◆ **Task to complete**:
Restate all of the entries exactly, dropping any pictures they hold.

--- Start Records for processing ---

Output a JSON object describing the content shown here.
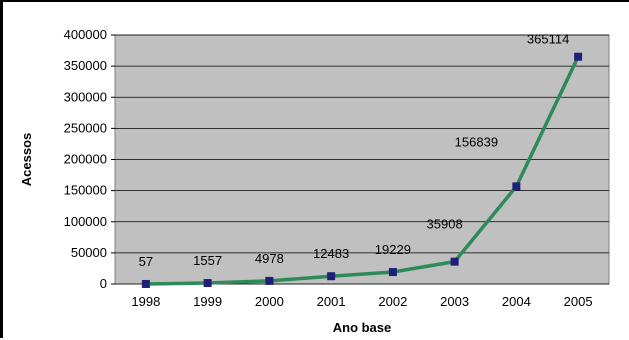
{
  "chart_data": {
    "type": "line",
    "title": "",
    "xlabel": "Ano base",
    "ylabel": "Acessos",
    "categories": [
      "1998",
      "1999",
      "2000",
      "2001",
      "2002",
      "2003",
      "2004",
      "2005"
    ],
    "series": [
      {
        "values": [
          57,
          1557,
          4978,
          12483,
          19229,
          35908,
          156839,
          365114
        ],
        "color": "#2e8b57",
        "marker_color": "#1f1f7a"
      }
    ],
    "data_labels": [
      "57",
      "1557",
      "4978",
      "12483",
      "19229",
      "35908",
      "156839",
      "365114"
    ],
    "ylim": [
      0,
      400000
    ],
    "yticks": [
      "0",
      "50000",
      "100000",
      "150000",
      "200000",
      "250000",
      "300000",
      "350000",
      "400000"
    ],
    "grid": true,
    "legend": "none",
    "plot_background": "#c0c0c0"
  }
}
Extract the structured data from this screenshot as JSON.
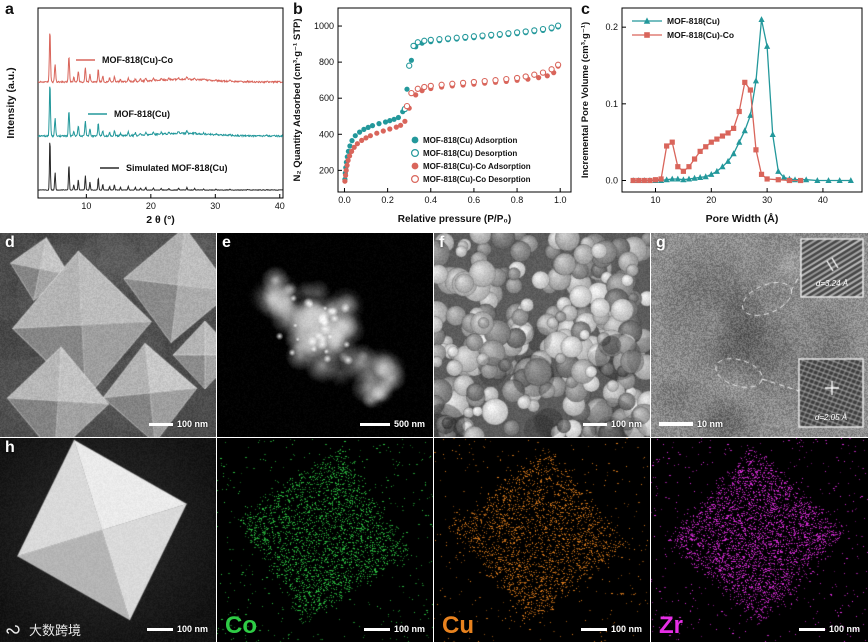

--- End Records for processing ---

◆ **Output of the exercise**:
Output a JSON object describing the content shown here.
{
  "chart_data": {
    "type": "line",
    "title": "",
    "xlabel": "Ano base",
    "ylabel": "Acessos",
    "categories": [
      "1998",
      "1999",
      "2000",
      "2001",
      "2002",
      "2003",
      "2004",
      "2005"
    ],
    "series": [
      {
        "values": [
          57,
          1557,
          4978,
          12483,
          19229,
          35908,
          156839,
          365114
        ],
        "color": "#2e8b57",
        "marker_color": "#1f1f7a"
      }
    ],
    "data_labels": [
      "57",
      "1557",
      "4978",
      "12483",
      "19229",
      "35908",
      "156839",
      "365114"
    ],
    "ylim": [
      0,
      400000
    ],
    "yticks": [
      "0",
      "50000",
      "100000",
      "150000",
      "200000",
      "250000",
      "300000",
      "350000",
      "400000"
    ],
    "grid": true,
    "legend": "none",
    "plot_background": "#c0c0c0"
  }
}
Extract the structured data from this screenshot as JSON.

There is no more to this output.